[Source]:
Patriot League co-champion
- Conference: Patriot League
- Record: 6–5 (5–1 Patriot)
- Head coach: Andy Coen (1st season);
- Offensive coordinator: Trey Brown (1st season)
- Captains: Julian Austin; John Reese; Sedale Threatt;
- Home stadium: Goodman Stadium

= 2006 Lehigh Mountain Hawks football team =

American college football season

The 2006 Lehigh Mountain Hawks football team was an American football team that represented Lehigh University during the 2006 NCAA Division I FCS football season. Lehigh won the Patriot League co-championship but did not qualify for the national playoffs.

In their first year under head coach Andy Coen, the Mountain Hawks compiled a 6–5 record. Julian Austin, John Reese and Sedale Threatt were the team captains.

The Mountain Hawks outscored opponents 299 to 222. Their 5–1 conference record tied for best in the Patriot League standings. Their season-ending loss to archrival Lafayette resulted in the shared title, and ended Lehigh's postseason hopes, as Lafayette was awarded the Patriot League's only berth in the FCS national playoffs.

[Exercise brief]: Write out the part of the 2006 Lehigh football team article that opens with the words containing "American college football" and closes with "FCS national playoffs.", word for word.

[Dataset content]:
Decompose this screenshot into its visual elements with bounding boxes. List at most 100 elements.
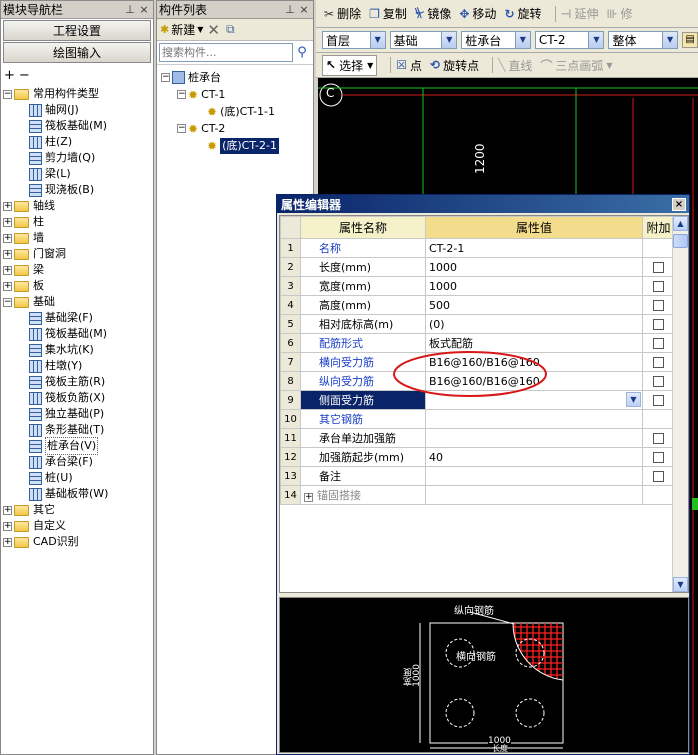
nav-tree-folder[interactable]: + 墙 xyxy=(3,230,153,246)
nav-tree-item[interactable]: 剪力墙(Q) xyxy=(3,150,153,166)
property-value-cell[interactable]: 40 xyxy=(425,447,643,467)
property-name-cell[interactable]: 其它钢筋 xyxy=(300,409,426,429)
component-tree-node[interactable]: − ✹ CT-1 xyxy=(161,86,313,103)
property-value-cell[interactable]: 500 xyxy=(425,295,643,315)
table-row[interactable]: 3 宽度(mm) 1000 xyxy=(280,276,675,296)
table-row[interactable]: 13 备注 xyxy=(280,466,675,486)
attach-checkbox[interactable] xyxy=(653,299,664,311)
property-value-cell[interactable]: CT-2-1 xyxy=(425,238,643,258)
new-dropdown-arrow-icon[interactable]: ▼ xyxy=(197,25,203,34)
table-row[interactable]: 12 加强筋起步(mm) 40 xyxy=(280,447,675,467)
scope-select[interactable]: 整体 ▼ xyxy=(608,31,679,49)
mirror-button[interactable]: ⏧ 镜像 xyxy=(415,5,452,22)
attach-checkbox[interactable] xyxy=(653,261,664,273)
nav-tree-folder[interactable]: + 门窗洞 xyxy=(3,246,153,262)
delete-button[interactable]: ✂ 删除 xyxy=(324,5,361,22)
collapse-icon[interactable]: − xyxy=(161,73,170,82)
arc-button[interactable]: ⌒ 三点画弧 ▼ xyxy=(540,57,612,74)
expand-icon[interactable]: + xyxy=(3,537,12,547)
point-button[interactable]: ☒ 点 xyxy=(396,57,422,74)
attach-checkbox[interactable] xyxy=(653,318,664,330)
line-button[interactable]: ╲ 直线 xyxy=(498,57,532,74)
expand-all-icon[interactable]: + xyxy=(4,68,15,83)
nav-tree-folder[interactable]: + 梁 xyxy=(3,262,153,278)
properties-icon[interactable]: ▤ xyxy=(682,32,698,48)
component-tree-node[interactable]: ✹ (底)CT-1-1 xyxy=(161,103,313,120)
expand-icon[interactable]: + xyxy=(3,265,12,275)
close-icon[interactable]: × xyxy=(297,3,311,16)
component-search-input[interactable] xyxy=(159,43,293,62)
close-icon[interactable]: × xyxy=(672,197,686,211)
extend-button[interactable]: ⊣ 延伸 xyxy=(561,5,599,22)
attach-checkbox[interactable] xyxy=(653,451,664,463)
drawing-input-button[interactable]: 绘图输入 xyxy=(3,42,151,63)
header-extra[interactable]: 附加 xyxy=(642,216,675,239)
pin-icon[interactable]: ⊥ xyxy=(283,3,297,16)
collapse-icon[interactable]: − xyxy=(177,124,186,133)
nav-tree-item[interactable]: 梁(L) xyxy=(3,166,153,182)
table-row[interactable]: 14 + 锚固搭接 xyxy=(280,485,675,505)
expand-icon[interactable]: + xyxy=(304,493,313,502)
collapse-icon[interactable]: − xyxy=(3,89,12,99)
nav-tree-folder[interactable]: + CAD识别 xyxy=(3,534,153,550)
nav-tree-folder[interactable]: + 自定义 xyxy=(3,518,153,534)
component-tree-node[interactable]: ✹ (底)CT-2-1 xyxy=(161,137,313,154)
property-name-cell[interactable]: 宽度(mm) xyxy=(300,276,426,296)
expand-icon[interactable]: + xyxy=(3,249,12,259)
property-name-cell[interactable]: 名称 xyxy=(300,238,426,258)
nav-tree-item[interactable]: 柱墩(Y) xyxy=(3,358,153,374)
component-select[interactable]: CT-2 ▼ xyxy=(534,31,605,49)
property-name-cell[interactable]: 加强筋起步(mm) xyxy=(300,447,426,467)
rotate-button[interactable]: ↻ 旋转 xyxy=(504,5,541,22)
nav-tree-folder[interactable]: − 基础 xyxy=(3,294,153,310)
nav-tree-item[interactable]: 筏板负筋(X) xyxy=(3,390,153,406)
collapse-icon[interactable]: − xyxy=(177,90,186,99)
property-value-cell[interactable] xyxy=(425,409,643,429)
pin-icon[interactable]: ⊥ xyxy=(123,3,137,16)
expand-icon[interactable]: + xyxy=(3,521,12,531)
expand-icon[interactable]: + xyxy=(3,217,12,227)
search-icon[interactable]: ⚲ xyxy=(293,45,311,60)
nav-tree-item[interactable]: 承台梁(F) xyxy=(3,454,153,470)
delete-component-icon[interactable]: ✕ xyxy=(207,21,220,39)
attach-checkbox[interactable] xyxy=(653,337,664,349)
header-name[interactable]: 属性名称 xyxy=(300,216,426,239)
nav-tree-item[interactable]: 现浇板(B) xyxy=(3,182,153,198)
nav-tree-folder[interactable]: + 柱 xyxy=(3,214,153,230)
nav-tree-item[interactable]: 基础梁(F) xyxy=(3,310,153,326)
property-name-cell[interactable]: 备注 xyxy=(300,466,426,486)
expand-icon[interactable]: + xyxy=(3,281,12,291)
table-row[interactable]: 11 承台单边加强筋 xyxy=(280,428,675,448)
table-row[interactable]: 5 相对底标高(m) (0) xyxy=(280,314,675,334)
nav-tree-folder[interactable]: + 轴线 xyxy=(3,198,153,214)
property-name-cell[interactable]: 高度(mm) xyxy=(300,295,426,315)
property-value-cell[interactable] xyxy=(425,485,643,505)
expand-icon[interactable]: + xyxy=(3,505,12,515)
attach-checkbox[interactable] xyxy=(653,394,664,406)
nav-tree-item[interactable]: 独立基础(P) xyxy=(3,406,153,422)
nav-tree-item[interactable]: 条形基础(T) xyxy=(3,422,153,438)
attach-checkbox[interactable] xyxy=(653,280,664,292)
component-tree-node[interactable]: − 桩承台 xyxy=(161,69,313,86)
floor-select[interactable]: 首层 ▼ xyxy=(322,31,386,49)
nav-tree-item[interactable]: 轴网(J) xyxy=(3,102,153,118)
expand-icon[interactable]: + xyxy=(3,233,12,243)
header-value[interactable]: 属性值 xyxy=(425,216,643,239)
nav-tree-item[interactable]: 基础板带(W) xyxy=(3,486,153,502)
type-select[interactable]: 桩承台 ▼ xyxy=(461,31,531,49)
project-settings-button[interactable]: 工程设置 xyxy=(3,20,151,41)
table-row[interactable]: 1 名称 CT-2-1 xyxy=(280,238,675,258)
table-row[interactable]: 10 其它钢筋 xyxy=(280,409,675,429)
property-value-cell[interactable]: 1000 xyxy=(425,257,643,277)
scroll-thumb[interactable] xyxy=(673,234,688,248)
scroll-down-icon[interactable]: ▼ xyxy=(673,577,688,592)
copy-button[interactable]: ❐ 复制 xyxy=(369,5,407,22)
nav-tree-item[interactable]: 筏板主筋(R) xyxy=(3,374,153,390)
nav-tree-item[interactable]: 集水坑(K) xyxy=(3,342,153,358)
scroll-up-icon[interactable]: ▲ xyxy=(673,216,688,231)
attach-checkbox[interactable] xyxy=(653,356,664,368)
copy-component-icon[interactable]: ⧉ xyxy=(226,22,235,37)
nav-tree-item[interactable]: 筏板基础(M) xyxy=(3,118,153,134)
close-icon[interactable]: × xyxy=(137,3,151,16)
nav-tree-folder[interactable]: + 板 xyxy=(3,278,153,294)
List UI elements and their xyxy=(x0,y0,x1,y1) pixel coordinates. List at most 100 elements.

[Written reply]:
American college football season

The 2006 Lehigh Mountain Hawks football team was an American football team that represented Lehigh University during the 2006 NCAA Division I FCS football season. Lehigh won the Patriot League co-championship but did not qualify for the national playoffs.

In their first year under head coach Andy Coen, the Mountain Hawks compiled a 6–5 record. Julian Austin, John Reese and Sedale Threatt were the team captains.

The Mountain Hawks outscored opponents 299 to 222. Their 5–1 conference record tied for best in the Patriot League standings. Their season-ending loss to archrival Lafayette resulted in the shared title, and ended Lehigh's postseason hopes, as Lafayette was awarded the Patriot League's only berth in the FCS national playoffs.